Retype each record shown below, leaving every character as it is.
---------- STORED RECORDS ----------
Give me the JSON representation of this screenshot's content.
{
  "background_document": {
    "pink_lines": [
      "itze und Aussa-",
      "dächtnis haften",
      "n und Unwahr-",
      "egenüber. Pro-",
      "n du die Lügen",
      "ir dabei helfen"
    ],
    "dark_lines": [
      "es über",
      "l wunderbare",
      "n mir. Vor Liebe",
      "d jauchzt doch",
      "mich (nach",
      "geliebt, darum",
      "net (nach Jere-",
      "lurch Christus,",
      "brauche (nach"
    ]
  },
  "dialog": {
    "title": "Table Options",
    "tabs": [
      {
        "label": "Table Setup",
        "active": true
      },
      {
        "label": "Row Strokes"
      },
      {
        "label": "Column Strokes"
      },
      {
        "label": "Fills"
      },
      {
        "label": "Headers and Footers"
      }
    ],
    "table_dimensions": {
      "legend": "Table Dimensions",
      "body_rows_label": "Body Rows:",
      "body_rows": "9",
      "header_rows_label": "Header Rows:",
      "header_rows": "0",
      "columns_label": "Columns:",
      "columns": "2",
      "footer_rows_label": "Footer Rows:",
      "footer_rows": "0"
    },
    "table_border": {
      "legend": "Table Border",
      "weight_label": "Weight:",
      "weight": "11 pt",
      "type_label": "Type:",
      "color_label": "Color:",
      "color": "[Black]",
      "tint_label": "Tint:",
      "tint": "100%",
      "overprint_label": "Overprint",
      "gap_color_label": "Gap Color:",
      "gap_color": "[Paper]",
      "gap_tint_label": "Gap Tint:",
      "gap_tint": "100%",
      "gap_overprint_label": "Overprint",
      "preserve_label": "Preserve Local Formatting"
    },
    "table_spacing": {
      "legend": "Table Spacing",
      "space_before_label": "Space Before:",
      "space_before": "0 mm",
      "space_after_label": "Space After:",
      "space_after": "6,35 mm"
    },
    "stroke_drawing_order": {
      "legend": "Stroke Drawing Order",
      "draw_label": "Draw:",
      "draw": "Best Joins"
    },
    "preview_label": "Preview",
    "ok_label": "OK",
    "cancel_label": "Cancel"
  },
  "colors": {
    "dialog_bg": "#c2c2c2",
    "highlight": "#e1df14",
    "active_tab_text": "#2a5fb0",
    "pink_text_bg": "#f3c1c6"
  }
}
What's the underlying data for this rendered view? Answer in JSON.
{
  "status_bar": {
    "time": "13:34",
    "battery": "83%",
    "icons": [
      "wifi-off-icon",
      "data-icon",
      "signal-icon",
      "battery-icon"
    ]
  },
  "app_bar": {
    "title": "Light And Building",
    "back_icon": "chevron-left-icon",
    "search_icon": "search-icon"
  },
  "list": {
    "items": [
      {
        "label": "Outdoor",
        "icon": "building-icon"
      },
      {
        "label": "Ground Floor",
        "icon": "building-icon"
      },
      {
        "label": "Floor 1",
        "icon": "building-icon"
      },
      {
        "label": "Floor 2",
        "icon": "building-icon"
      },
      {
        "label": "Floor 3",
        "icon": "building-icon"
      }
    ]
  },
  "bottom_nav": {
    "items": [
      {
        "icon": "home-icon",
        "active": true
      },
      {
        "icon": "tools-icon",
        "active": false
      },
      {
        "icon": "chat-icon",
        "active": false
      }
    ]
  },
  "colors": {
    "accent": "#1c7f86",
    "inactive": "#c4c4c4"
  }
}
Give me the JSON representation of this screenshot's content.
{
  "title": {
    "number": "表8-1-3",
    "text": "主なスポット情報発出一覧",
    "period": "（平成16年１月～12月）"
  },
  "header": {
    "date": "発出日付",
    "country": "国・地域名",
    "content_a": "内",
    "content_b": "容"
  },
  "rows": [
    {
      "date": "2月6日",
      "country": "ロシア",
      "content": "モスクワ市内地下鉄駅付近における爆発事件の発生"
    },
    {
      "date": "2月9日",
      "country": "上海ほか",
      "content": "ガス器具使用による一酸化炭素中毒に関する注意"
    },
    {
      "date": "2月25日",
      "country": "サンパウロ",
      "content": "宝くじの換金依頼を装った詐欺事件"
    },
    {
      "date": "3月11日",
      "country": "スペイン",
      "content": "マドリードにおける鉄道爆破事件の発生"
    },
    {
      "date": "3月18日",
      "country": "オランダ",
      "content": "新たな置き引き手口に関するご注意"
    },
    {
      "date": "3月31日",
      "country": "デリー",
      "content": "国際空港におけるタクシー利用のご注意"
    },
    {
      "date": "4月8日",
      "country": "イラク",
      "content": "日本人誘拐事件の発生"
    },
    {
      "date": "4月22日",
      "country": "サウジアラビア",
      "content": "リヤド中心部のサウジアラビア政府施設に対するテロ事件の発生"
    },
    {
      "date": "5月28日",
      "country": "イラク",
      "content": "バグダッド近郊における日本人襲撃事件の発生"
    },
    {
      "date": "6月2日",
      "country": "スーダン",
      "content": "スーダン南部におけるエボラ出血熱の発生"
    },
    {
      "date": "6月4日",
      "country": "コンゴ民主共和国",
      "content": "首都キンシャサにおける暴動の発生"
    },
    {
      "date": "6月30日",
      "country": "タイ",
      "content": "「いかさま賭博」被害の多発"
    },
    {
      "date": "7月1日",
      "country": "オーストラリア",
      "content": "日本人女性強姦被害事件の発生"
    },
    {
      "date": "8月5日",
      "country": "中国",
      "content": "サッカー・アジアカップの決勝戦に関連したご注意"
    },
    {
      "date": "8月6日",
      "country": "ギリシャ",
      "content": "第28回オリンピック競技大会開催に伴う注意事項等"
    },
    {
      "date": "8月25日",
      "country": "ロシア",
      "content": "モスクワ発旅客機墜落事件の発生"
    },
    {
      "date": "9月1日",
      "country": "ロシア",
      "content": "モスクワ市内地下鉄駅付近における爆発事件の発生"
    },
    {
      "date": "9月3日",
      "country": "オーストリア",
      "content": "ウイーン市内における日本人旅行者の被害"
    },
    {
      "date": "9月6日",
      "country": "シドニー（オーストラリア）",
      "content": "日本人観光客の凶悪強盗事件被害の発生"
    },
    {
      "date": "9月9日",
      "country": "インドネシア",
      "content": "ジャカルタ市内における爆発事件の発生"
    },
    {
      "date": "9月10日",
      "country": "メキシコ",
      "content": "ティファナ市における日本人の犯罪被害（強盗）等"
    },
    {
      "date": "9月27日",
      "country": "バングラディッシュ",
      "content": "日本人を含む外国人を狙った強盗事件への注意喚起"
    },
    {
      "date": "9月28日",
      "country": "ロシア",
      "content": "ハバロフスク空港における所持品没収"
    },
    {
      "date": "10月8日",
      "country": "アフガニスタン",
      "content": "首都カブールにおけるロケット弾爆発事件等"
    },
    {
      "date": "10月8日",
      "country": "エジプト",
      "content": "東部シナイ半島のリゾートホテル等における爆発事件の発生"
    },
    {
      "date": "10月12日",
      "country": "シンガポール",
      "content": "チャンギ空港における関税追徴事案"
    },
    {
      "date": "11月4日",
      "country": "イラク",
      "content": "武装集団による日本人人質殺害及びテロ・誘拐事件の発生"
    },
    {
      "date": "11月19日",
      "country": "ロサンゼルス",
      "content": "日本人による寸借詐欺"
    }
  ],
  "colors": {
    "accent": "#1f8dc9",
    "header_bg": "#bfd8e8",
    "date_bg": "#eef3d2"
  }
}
----------
**THE ANSWER:**
Give me the JSON representation of this screenshot's content.
{
  "background_document": {
    "pink_lines": [
      "itze und Aussa-",
      "dächtnis haften",
      "n und Unwahr-",
      "egenüber. Pro-",
      "n du die Lügen",
      "ir dabei helfen"
    ],
    "dark_lines": [
      "es über",
      "l wunderbare",
      "n mir. Vor Liebe",
      "d jauchzt doch",
      "mich (nach",
      "geliebt, darum",
      "net (nach Jere-",
      "lurch Christus,",
      "brauche (nach"
    ]
  },
  "dialog": {
    "title": "Table Options",
    "tabs": [
      {
        "label": "Table Setup",
        "active": true
      },
      {
        "label": "Row Strokes"
      },
      {
        "label": "Column Strokes"
      },
      {
        "label": "Fills"
      },
      {
        "label": "Headers and Footers"
      }
    ],
    "table_dimensions": {
      "legend": "Table Dimensions",
      "body_rows_label": "Body Rows:",
      "body_rows": "9",
      "header_rows_label": "Header Rows:",
      "header_rows": "0",
      "columns_label": "Columns:",
      "columns": "2",
      "footer_rows_label": "Footer Rows:",
      "footer_rows": "0"
    },
    "table_border": {
      "legend": "Table Border",
      "weight_label": "Weight:",
      "weight": "11 pt",
      "type_label": "Type:",
      "color_label": "Color:",
      "color": "[Black]",
      "tint_label": "Tint:",
      "tint": "100%",
      "overprint_label": "Overprint",
      "gap_color_label": "Gap Color:",
      "gap_color": "[Paper]",
      "gap_tint_label": "Gap Tint:",
      "gap_tint": "100%",
      "gap_overprint_label": "Overprint",
      "preserve_label": "Preserve Local Formatting"
    },
    "table_spacing": {
      "legend": "Table Spacing",
      "space_before_label": "Space Before:",
      "space_before": "0 mm",
      "space_after_label": "Space After:",
      "space_after": "6,35 mm"
    },
    "stroke_drawing_order": {
      "legend": "Stroke Drawing Order",
      "draw_label": "Draw:",
      "draw": "Best Joins"
    },
    "preview_label": "Preview",
    "ok_label": "OK",
    "cancel_label": "Cancel"
  },
  "colors": {
    "dialog_bg": "#c2c2c2",
    "highlight": "#e1df14",
    "active_tab_text": "#2a5fb0",
    "pink_text_bg": "#f3c1c6"
  }
}
What's the underlying data for this rendered view? Answer in JSON.
{
  "status_bar": {
    "time": "13:34",
    "battery": "83%",
    "icons": [
      "wifi-off-icon",
      "data-icon",
      "signal-icon",
      "battery-icon"
    ]
  },
  "app_bar": {
    "title": "Light And Building",
    "back_icon": "chevron-left-icon",
    "search_icon": "search-icon"
  },
  "list": {
    "items": [
      {
        "label": "Outdoor",
        "icon": "building-icon"
      },
      {
        "label": "Ground Floor",
        "icon": "building-icon"
      },
      {
        "label": "Floor 1",
        "icon": "building-icon"
      },
      {
        "label": "Floor 2",
        "icon": "building-icon"
      },
      {
        "label": "Floor 3",
        "icon": "building-icon"
      }
    ]
  },
  "bottom_nav": {
    "items": [
      {
        "icon": "home-icon",
        "active": true
      },
      {
        "icon": "tools-icon",
        "active": false
      },
      {
        "icon": "chat-icon",
        "active": false
      }
    ]
  },
  "colors": {
    "accent": "#1c7f86",
    "inactive": "#c4c4c4"
  }
}
Give me the JSON representation of this screenshot's content.
{
  "title": {
    "number": "表8-1-3",
    "text": "主なスポット情報発出一覧",
    "period": "（平成16年１月～12月）"
  },
  "header": {
    "date": "発出日付",
    "country": "国・地域名",
    "content_a": "内",
    "content_b": "容"
  },
  "rows": [
    {
      "date": "2月6日",
      "country": "ロシア",
      "content": "モスクワ市内地下鉄駅付近における爆発事件の発生"
    },
    {
      "date": "2月9日",
      "country": "上海ほか",
      "content": "ガス器具使用による一酸化炭素中毒に関する注意"
    },
    {
      "date": "2月25日",
      "country": "サンパウロ",
      "content": "宝くじの換金依頼を装った詐欺事件"
    },
    {
      "date": "3月11日",
      "country": "スペイン",
      "content": "マドリードにおける鉄道爆破事件の発生"
    },
    {
      "date": "3月18日",
      "country": "オランダ",
      "content": "新たな置き引き手口に関するご注意"
    },
    {
      "date": "3月31日",
      "country": "デリー",
      "content": "国際空港におけるタクシー利用のご注意"
    },
    {
      "date": "4月8日",
      "country": "イラク",
      "content": "日本人誘拐事件の発生"
    },
    {
      "date": "4月22日",
      "country": "サウジアラビア",
      "content": "リヤド中心部のサウジアラビア政府施設に対するテロ事件の発生"
    },
    {
      "date": "5月28日",
      "country": "イラク",
      "content": "バグダッド近郊における日本人襲撃事件の発生"
    },
    {
      "date": "6月2日",
      "country": "スーダン",
      "content": "スーダン南部におけるエボラ出血熱の発生"
    },
    {
      "date": "6月4日",
      "country": "コンゴ民主共和国",
      "content": "首都キンシャサにおける暴動の発生"
    },
    {
      "date": "6月30日",
      "country": "タイ",
      "content": "「いかさま賭博」被害の多発"
    },
    {
      "date": "7月1日",
      "country": "オーストラリア",
      "content": "日本人女性強姦被害事件の発生"
    },
    {
      "date": "8月5日",
      "country": "中国",
      "content": "サッカー・アジアカップの決勝戦に関連したご注意"
    },
    {
      "date": "8月6日",
      "country": "ギリシャ",
      "content": "第28回オリンピック競技大会開催に伴う注意事項等"
    },
    {
      "date": "8月25日",
      "country": "ロシア",
      "content": "モスクワ発旅客機墜落事件の発生"
    },
    {
      "date": "9月1日",
      "country": "ロシア",
      "content": "モスクワ市内地下鉄駅付近における爆発事件の発生"
    },
    {
      "date": "9月3日",
      "country": "オーストリア",
      "content": "ウイーン市内における日本人旅行者の被害"
    },
    {
      "date": "9月6日",
      "country": "シドニー（オーストラリア）",
      "content": "日本人観光客の凶悪強盗事件被害の発生"
    },
    {
      "date": "9月9日",
      "country": "インドネシア",
      "content": "ジャカルタ市内における爆発事件の発生"
    },
    {
      "date": "9月10日",
      "country": "メキシコ",
      "content": "ティファナ市における日本人の犯罪被害（強盗）等"
    },
    {
      "date": "9月27日",
      "country": "バングラディッシュ",
      "content": "日本人を含む外国人を狙った強盗事件への注意喚起"
    },
    {
      "date": "9月28日",
      "country": "ロシア",
      "content": "ハバロフスク空港における所持品没収"
    },
    {
      "date": "10月8日",
      "country": "アフガニスタン",
      "content": "首都カブールにおけるロケット弾爆発事件等"
    },
    {
      "date": "10月8日",
      "country": "エジプト",
      "content": "東部シナイ半島のリゾートホテル等における爆発事件の発生"
    },
    {
      "date": "10月12日",
      "country": "シンガポール",
      "content": "チャンギ空港における関税追徴事案"
    },
    {
      "date": "11月4日",
      "country": "イラク",
      "content": "武装集団による日本人人質殺害及びテロ・誘拐事件の発生"
    },
    {
      "date": "11月19日",
      "country": "ロサンゼルス",
      "content": "日本人による寸借詐欺"
    }
  ],
  "colors": {
    "accent": "#1f8dc9",
    "header_bg": "#bfd8e8",
    "date_bg": "#eef3d2"
  }
}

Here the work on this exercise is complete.